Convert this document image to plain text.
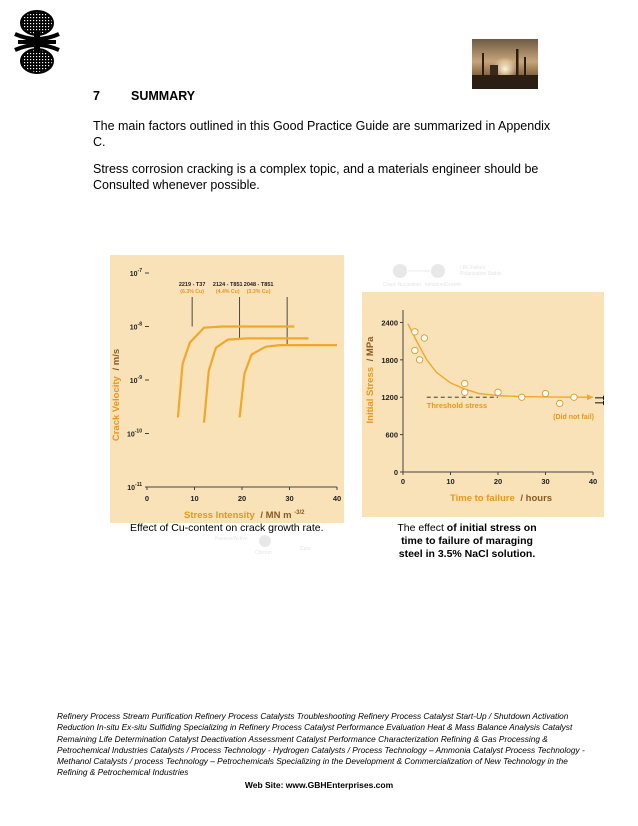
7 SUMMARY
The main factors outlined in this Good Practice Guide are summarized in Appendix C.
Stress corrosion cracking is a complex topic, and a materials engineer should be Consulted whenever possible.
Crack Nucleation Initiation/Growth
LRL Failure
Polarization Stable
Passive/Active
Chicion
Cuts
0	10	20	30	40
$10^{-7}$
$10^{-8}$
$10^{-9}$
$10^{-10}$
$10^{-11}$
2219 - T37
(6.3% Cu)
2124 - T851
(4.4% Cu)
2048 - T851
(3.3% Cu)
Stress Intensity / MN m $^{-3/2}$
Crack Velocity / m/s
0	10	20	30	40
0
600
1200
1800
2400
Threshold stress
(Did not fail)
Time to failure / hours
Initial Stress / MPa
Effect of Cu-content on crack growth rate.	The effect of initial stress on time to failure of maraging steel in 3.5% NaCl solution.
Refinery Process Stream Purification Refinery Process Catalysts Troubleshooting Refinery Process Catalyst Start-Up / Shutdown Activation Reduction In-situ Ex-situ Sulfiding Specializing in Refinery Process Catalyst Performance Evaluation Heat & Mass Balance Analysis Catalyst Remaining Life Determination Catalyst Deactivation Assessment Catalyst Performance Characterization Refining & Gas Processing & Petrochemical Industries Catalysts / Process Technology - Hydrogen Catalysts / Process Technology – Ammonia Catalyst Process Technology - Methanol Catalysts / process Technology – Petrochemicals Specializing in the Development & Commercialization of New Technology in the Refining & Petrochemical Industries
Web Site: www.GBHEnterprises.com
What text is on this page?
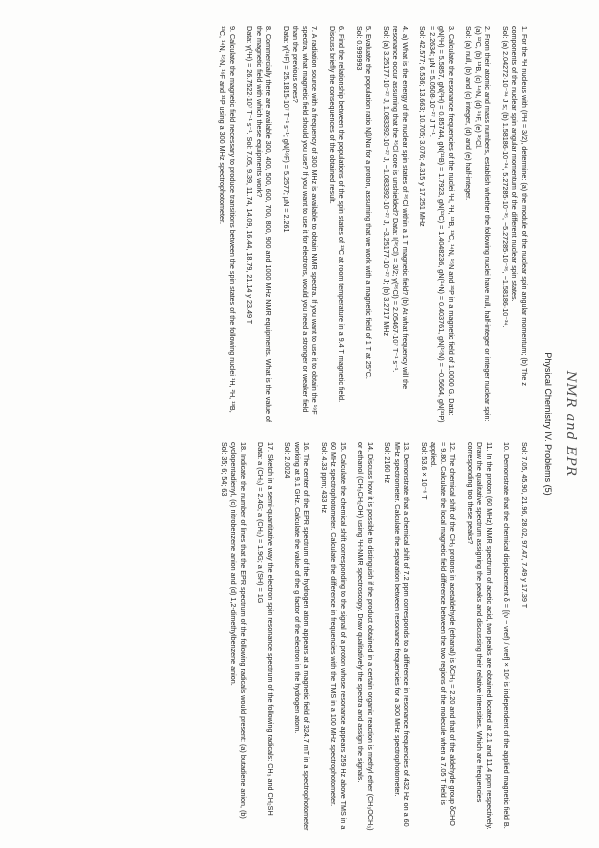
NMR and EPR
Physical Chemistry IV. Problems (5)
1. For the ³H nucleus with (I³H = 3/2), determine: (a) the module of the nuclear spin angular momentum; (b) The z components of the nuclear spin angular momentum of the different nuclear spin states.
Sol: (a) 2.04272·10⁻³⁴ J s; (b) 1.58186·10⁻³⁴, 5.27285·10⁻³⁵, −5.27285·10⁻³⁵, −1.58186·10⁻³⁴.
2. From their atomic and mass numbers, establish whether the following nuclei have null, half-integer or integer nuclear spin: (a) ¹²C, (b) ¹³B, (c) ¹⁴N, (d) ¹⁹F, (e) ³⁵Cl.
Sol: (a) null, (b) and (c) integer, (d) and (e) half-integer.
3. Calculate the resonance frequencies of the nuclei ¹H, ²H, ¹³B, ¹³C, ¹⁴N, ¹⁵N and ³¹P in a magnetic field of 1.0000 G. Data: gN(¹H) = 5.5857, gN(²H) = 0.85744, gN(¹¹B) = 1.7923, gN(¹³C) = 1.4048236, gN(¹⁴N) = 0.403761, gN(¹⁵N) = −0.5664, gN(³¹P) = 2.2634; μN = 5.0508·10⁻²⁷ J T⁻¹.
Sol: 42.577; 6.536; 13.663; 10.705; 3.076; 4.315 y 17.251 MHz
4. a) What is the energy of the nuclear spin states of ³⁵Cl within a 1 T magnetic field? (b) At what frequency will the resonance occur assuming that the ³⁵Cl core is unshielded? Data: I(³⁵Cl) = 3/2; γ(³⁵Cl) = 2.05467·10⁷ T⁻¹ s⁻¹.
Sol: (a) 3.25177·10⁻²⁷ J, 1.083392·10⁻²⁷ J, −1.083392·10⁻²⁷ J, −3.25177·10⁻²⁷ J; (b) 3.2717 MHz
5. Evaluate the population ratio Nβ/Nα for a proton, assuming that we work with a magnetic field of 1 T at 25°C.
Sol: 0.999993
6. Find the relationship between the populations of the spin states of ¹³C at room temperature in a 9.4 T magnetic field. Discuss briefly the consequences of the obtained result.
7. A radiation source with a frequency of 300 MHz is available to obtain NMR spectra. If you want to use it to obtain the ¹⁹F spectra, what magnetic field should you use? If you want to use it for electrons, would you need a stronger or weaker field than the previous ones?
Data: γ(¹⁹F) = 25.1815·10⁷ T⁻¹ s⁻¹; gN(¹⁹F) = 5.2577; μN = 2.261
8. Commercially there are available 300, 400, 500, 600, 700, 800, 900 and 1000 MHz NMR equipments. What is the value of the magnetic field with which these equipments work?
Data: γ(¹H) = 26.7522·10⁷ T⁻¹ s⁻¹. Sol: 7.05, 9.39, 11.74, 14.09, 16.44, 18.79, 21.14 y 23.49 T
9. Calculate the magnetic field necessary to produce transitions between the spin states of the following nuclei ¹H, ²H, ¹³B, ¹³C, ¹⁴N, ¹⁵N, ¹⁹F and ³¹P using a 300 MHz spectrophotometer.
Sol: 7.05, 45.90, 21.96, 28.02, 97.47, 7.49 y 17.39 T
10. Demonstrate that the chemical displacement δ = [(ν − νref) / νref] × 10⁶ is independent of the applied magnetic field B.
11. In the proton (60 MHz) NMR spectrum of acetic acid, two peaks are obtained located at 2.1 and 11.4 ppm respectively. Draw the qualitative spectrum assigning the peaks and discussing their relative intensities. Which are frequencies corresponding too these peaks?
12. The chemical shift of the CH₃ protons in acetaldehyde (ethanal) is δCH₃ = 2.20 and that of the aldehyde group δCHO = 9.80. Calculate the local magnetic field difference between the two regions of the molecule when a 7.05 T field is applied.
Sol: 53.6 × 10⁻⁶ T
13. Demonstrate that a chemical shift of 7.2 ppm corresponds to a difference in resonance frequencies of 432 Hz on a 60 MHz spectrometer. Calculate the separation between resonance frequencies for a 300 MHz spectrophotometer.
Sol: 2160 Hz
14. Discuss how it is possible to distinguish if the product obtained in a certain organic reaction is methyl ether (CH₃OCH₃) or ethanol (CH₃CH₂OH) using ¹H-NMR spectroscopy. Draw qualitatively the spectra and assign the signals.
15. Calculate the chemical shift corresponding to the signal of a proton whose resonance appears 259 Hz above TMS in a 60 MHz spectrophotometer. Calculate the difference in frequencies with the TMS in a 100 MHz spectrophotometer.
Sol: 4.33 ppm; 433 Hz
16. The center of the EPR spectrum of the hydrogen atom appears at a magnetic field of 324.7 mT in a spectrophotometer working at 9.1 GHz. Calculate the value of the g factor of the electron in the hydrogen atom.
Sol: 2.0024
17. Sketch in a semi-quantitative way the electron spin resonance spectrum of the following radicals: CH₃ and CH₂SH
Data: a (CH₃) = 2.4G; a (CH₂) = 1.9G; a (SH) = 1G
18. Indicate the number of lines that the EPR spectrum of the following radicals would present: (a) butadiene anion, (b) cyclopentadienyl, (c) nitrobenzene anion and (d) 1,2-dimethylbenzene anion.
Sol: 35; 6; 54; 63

==

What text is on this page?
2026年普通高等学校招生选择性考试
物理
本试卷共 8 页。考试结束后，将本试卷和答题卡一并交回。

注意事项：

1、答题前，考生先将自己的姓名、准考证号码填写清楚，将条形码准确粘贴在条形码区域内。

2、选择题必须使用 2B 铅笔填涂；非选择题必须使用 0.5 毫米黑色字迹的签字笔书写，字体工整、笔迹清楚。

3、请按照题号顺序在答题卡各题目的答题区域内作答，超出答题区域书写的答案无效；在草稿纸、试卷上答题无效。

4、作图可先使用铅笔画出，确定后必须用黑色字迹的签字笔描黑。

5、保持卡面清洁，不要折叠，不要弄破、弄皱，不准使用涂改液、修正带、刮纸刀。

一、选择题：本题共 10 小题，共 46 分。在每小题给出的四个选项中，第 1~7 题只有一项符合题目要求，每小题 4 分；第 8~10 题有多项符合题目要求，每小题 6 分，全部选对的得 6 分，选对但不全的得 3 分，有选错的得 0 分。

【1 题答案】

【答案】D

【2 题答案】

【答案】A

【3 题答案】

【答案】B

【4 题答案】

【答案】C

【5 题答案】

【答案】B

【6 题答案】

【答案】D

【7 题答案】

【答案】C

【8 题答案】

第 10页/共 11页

* * *

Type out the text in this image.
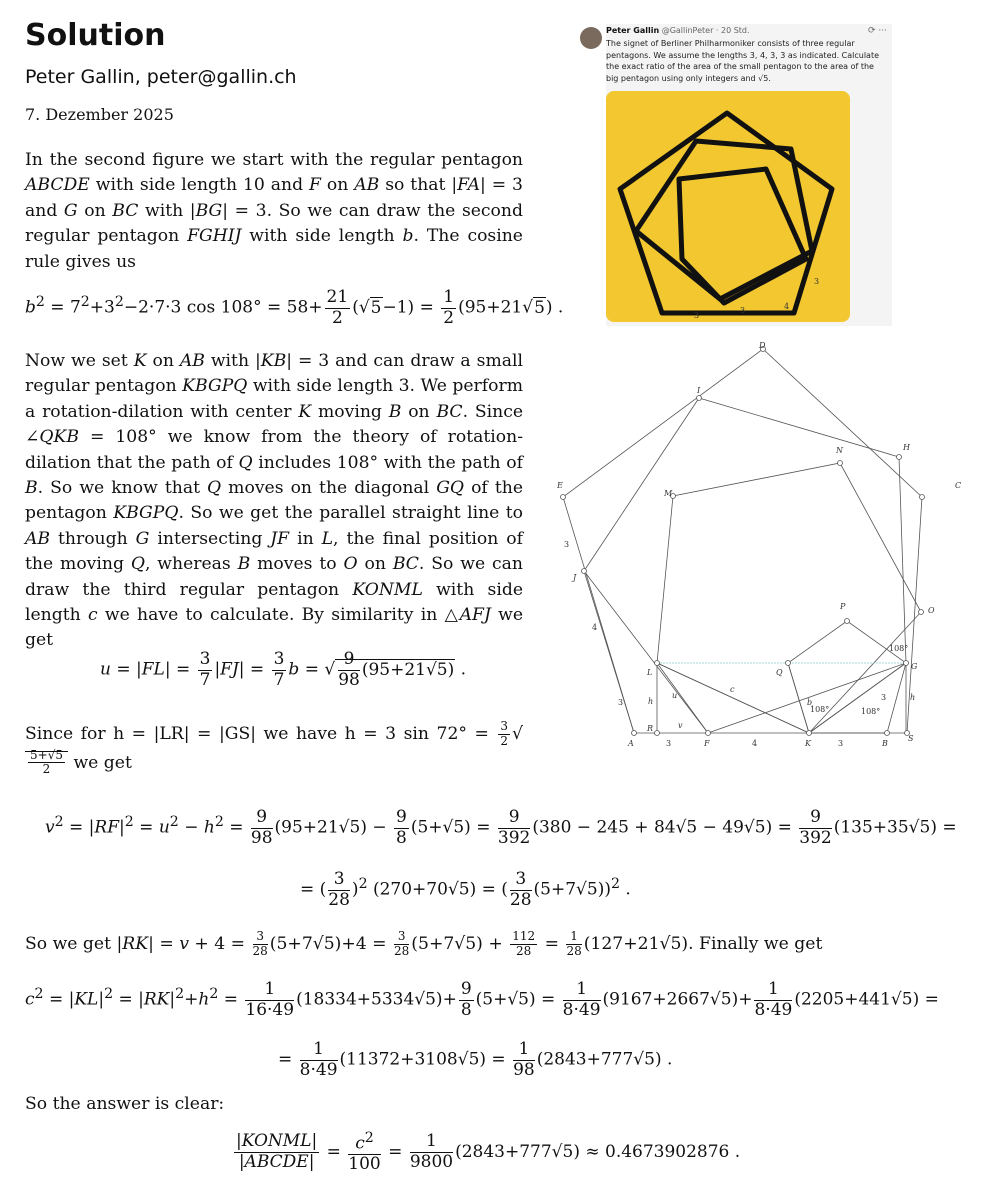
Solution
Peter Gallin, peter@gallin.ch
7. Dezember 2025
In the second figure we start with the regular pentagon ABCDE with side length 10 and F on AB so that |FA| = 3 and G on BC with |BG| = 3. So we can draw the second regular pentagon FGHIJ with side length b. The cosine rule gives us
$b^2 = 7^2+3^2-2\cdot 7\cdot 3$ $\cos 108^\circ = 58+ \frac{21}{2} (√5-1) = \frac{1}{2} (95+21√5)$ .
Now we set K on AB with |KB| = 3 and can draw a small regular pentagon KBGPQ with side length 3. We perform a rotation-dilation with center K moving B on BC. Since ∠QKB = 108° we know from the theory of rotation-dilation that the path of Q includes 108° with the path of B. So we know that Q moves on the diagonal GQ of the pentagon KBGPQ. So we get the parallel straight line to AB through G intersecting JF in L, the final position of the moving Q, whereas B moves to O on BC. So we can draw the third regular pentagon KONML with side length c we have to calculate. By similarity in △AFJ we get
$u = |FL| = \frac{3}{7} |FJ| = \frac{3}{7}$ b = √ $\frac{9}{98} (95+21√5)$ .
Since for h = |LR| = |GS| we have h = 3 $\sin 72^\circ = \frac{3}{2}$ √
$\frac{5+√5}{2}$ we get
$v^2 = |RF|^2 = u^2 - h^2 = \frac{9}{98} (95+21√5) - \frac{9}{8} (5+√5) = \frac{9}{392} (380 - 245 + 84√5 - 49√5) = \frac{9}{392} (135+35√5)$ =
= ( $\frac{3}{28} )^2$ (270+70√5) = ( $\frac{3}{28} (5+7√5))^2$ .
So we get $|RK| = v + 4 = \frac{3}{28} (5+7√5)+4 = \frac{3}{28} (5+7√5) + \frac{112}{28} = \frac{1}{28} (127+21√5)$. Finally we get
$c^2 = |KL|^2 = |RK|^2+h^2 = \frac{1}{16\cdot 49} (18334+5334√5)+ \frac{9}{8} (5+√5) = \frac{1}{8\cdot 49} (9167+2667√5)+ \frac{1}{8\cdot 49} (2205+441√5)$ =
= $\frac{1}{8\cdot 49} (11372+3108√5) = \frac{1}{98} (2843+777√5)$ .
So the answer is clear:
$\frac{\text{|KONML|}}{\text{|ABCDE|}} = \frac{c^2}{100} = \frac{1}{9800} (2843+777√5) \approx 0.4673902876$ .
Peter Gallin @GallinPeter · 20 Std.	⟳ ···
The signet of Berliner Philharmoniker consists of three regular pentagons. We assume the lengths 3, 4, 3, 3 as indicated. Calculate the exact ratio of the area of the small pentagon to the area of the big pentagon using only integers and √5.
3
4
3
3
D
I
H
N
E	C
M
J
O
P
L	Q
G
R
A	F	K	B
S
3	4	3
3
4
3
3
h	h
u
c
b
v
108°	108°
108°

OBJECTIVE ::
Give the count of lines in the listing above that include "between", with no other words.

OUTPUT FOR THIS EXERCISE ::
4